● **Task**: Search the data for the word "name". Reproduce every line where it is found.

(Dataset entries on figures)
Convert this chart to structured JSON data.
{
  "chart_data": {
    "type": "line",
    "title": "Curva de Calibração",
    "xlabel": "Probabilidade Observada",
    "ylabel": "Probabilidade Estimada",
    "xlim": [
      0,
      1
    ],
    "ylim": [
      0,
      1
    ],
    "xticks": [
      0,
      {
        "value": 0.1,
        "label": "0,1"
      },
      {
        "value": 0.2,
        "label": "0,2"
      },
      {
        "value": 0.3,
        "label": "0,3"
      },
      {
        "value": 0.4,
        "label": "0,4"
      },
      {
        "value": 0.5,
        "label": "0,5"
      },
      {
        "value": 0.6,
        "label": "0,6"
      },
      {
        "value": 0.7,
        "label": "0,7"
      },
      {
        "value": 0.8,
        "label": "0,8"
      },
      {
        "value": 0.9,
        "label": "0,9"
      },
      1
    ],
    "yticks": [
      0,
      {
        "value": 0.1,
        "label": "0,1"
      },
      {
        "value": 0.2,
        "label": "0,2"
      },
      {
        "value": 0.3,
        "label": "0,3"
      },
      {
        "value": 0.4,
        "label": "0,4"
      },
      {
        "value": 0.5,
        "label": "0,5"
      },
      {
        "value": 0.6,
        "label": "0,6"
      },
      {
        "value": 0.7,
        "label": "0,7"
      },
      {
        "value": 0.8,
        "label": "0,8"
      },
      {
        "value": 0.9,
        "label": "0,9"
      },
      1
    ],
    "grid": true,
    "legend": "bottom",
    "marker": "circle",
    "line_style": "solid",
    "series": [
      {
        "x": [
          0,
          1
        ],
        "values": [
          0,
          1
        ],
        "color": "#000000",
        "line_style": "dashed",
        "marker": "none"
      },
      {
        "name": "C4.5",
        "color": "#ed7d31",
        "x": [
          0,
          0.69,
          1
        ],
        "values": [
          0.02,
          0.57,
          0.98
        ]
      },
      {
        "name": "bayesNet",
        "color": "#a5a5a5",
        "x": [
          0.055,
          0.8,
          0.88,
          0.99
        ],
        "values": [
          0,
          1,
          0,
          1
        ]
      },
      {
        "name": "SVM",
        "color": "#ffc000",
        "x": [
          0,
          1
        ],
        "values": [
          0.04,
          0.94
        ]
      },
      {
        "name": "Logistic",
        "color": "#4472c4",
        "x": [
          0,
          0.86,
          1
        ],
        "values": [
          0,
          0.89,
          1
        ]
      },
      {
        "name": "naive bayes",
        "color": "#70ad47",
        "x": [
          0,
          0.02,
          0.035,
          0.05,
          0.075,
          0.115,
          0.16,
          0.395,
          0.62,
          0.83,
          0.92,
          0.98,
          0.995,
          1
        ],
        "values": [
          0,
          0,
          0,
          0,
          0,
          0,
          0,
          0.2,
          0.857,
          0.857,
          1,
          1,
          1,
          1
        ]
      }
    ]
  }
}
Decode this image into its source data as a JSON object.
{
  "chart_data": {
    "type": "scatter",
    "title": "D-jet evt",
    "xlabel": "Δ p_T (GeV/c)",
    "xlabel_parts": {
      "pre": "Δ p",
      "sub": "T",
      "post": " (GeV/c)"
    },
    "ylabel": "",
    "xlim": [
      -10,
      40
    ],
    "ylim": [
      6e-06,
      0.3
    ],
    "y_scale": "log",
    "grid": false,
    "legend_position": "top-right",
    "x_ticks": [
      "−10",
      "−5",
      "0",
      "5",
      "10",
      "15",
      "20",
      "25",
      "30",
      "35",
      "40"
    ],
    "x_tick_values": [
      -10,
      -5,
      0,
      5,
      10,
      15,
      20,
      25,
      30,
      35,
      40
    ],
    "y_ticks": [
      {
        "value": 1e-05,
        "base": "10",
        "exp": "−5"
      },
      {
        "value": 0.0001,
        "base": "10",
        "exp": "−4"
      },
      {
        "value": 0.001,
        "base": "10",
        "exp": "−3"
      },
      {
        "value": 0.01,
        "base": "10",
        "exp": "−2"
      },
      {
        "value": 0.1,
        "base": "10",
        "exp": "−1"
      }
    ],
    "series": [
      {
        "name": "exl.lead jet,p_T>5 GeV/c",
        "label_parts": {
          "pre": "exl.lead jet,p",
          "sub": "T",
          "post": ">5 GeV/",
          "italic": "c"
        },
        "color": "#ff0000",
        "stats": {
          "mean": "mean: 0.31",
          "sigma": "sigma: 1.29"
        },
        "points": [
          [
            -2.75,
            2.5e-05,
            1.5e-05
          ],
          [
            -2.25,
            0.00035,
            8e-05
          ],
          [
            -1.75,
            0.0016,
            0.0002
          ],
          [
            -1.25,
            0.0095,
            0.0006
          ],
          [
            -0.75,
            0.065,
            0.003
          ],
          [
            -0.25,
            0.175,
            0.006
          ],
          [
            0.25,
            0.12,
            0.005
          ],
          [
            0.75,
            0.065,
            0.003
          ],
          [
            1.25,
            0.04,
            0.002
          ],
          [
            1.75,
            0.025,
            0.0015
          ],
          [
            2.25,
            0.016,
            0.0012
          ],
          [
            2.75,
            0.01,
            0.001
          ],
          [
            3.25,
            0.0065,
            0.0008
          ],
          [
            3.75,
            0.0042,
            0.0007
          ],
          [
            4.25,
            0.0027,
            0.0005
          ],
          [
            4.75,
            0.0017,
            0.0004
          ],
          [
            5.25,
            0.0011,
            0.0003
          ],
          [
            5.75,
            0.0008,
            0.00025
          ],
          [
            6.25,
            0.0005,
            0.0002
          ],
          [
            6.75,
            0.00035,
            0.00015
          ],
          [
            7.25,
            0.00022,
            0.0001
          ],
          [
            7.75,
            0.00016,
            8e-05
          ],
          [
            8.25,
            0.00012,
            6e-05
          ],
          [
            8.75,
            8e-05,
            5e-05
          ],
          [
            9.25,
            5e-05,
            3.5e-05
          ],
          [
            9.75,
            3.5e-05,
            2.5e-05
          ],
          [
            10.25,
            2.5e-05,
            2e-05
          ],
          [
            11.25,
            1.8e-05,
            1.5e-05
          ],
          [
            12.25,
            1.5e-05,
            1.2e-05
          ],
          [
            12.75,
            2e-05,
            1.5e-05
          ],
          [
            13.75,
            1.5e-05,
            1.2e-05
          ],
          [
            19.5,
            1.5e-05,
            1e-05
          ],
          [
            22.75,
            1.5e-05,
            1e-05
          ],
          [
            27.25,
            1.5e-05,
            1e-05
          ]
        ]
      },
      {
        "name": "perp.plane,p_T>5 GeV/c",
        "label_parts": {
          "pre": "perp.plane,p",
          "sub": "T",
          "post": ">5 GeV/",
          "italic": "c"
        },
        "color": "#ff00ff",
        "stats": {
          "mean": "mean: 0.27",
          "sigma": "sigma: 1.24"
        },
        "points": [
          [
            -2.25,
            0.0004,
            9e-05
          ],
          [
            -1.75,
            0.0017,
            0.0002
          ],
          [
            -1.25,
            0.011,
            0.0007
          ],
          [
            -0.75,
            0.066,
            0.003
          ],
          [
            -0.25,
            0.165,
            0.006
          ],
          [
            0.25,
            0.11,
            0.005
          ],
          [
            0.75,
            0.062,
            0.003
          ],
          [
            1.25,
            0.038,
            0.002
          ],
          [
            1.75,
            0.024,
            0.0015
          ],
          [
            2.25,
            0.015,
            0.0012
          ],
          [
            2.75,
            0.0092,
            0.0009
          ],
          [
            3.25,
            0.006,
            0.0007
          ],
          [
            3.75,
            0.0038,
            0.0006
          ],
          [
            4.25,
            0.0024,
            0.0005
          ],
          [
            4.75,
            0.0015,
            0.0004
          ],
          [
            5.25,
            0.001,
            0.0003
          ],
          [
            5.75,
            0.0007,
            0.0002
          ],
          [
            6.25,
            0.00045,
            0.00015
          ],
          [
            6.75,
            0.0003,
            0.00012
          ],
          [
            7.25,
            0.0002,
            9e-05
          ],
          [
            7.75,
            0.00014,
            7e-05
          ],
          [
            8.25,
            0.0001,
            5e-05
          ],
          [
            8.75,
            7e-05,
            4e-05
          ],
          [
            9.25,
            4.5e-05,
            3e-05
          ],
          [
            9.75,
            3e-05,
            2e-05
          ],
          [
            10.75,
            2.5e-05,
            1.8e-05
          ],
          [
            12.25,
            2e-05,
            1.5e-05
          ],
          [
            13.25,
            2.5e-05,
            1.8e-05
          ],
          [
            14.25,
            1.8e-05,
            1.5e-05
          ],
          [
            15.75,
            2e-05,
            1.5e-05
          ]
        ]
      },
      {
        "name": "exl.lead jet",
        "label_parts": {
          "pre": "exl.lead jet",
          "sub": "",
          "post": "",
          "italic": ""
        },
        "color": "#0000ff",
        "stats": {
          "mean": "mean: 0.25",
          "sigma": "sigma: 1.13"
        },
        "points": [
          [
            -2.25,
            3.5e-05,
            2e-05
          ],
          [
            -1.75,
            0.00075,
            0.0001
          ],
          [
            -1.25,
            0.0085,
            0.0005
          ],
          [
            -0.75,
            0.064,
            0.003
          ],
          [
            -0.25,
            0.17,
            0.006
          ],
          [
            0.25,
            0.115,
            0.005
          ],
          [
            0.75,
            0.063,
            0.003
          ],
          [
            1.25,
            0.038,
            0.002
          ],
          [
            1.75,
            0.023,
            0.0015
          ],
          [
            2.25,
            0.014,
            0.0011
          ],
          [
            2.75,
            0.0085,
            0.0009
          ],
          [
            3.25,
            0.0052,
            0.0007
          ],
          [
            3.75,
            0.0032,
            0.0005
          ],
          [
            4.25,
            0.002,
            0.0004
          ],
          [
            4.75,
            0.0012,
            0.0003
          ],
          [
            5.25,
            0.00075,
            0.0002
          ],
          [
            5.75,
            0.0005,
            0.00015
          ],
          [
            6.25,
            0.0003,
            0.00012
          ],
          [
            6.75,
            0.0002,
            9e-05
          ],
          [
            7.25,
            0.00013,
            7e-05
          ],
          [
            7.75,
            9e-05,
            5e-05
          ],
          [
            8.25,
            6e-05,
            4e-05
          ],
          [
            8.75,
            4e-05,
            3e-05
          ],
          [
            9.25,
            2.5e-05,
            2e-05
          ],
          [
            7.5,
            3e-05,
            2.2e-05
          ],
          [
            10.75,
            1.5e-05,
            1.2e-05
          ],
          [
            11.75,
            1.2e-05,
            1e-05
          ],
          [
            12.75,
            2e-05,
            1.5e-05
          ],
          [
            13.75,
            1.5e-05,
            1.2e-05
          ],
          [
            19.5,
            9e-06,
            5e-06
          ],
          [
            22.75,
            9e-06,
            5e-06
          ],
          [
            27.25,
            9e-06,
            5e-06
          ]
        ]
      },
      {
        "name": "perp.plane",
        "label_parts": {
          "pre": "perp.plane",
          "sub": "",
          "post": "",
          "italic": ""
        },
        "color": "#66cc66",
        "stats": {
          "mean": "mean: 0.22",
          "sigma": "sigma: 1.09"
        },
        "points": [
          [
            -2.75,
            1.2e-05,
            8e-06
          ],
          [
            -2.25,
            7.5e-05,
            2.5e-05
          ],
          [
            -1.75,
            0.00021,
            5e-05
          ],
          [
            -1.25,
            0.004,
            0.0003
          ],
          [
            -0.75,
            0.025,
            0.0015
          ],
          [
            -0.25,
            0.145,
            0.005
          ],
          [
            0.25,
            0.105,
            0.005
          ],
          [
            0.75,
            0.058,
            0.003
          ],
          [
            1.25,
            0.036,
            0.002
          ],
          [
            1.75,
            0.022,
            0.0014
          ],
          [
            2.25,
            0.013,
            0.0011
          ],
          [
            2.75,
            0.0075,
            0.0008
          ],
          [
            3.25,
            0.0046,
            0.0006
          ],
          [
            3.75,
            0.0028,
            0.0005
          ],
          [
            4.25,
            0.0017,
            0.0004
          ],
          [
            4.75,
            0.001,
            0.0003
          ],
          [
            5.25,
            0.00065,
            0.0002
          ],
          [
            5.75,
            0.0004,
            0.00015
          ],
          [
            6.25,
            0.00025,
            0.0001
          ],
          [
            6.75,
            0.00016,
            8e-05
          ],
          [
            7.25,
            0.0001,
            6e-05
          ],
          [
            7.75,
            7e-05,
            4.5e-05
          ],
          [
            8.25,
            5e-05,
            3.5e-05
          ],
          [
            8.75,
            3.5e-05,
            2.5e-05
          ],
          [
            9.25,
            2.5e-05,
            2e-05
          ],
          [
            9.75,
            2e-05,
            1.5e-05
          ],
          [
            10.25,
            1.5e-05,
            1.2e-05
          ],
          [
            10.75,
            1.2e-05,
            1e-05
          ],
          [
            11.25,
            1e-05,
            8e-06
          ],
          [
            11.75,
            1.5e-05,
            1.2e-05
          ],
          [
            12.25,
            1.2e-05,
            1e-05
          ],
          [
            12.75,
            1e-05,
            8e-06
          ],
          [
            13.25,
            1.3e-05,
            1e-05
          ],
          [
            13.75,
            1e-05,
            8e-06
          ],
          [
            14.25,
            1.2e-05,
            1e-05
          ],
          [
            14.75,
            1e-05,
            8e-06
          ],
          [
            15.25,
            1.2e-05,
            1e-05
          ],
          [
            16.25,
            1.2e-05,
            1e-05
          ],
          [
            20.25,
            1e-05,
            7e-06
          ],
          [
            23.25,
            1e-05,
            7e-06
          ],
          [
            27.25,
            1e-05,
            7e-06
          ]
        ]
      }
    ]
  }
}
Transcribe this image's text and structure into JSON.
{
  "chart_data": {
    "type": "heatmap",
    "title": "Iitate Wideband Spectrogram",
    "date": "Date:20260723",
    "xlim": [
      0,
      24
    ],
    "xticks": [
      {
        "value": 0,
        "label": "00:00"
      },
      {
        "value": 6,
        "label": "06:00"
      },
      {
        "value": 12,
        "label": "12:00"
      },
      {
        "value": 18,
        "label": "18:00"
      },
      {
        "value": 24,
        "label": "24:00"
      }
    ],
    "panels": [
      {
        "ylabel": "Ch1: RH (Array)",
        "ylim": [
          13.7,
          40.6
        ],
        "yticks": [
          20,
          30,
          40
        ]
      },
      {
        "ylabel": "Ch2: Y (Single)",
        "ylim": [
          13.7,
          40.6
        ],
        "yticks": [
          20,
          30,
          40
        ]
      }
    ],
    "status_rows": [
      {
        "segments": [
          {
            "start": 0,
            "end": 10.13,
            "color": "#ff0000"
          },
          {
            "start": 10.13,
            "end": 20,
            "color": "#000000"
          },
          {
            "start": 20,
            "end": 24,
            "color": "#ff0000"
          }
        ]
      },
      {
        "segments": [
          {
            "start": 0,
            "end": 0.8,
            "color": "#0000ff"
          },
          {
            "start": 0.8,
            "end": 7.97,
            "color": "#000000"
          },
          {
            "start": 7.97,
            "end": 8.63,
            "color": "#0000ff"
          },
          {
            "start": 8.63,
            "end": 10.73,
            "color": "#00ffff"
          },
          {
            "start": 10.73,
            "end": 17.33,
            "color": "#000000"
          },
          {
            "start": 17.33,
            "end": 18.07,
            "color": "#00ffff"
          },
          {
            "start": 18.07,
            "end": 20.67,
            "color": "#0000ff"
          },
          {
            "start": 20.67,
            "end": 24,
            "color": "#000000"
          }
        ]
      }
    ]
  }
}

● **Solution for this problem**:
        "name": "C4.5",
        "name": "bayesNet",
        "name": "SVM",
        "name": "Logistic",
        "name": "naive bayes",
        "name": "exl.lead jet,p_T>5 GeV/c",
        "name": "perp.plane,p_T>5 GeV/c",
        "name": "exl.lead jet",
        "name": "perp.plane",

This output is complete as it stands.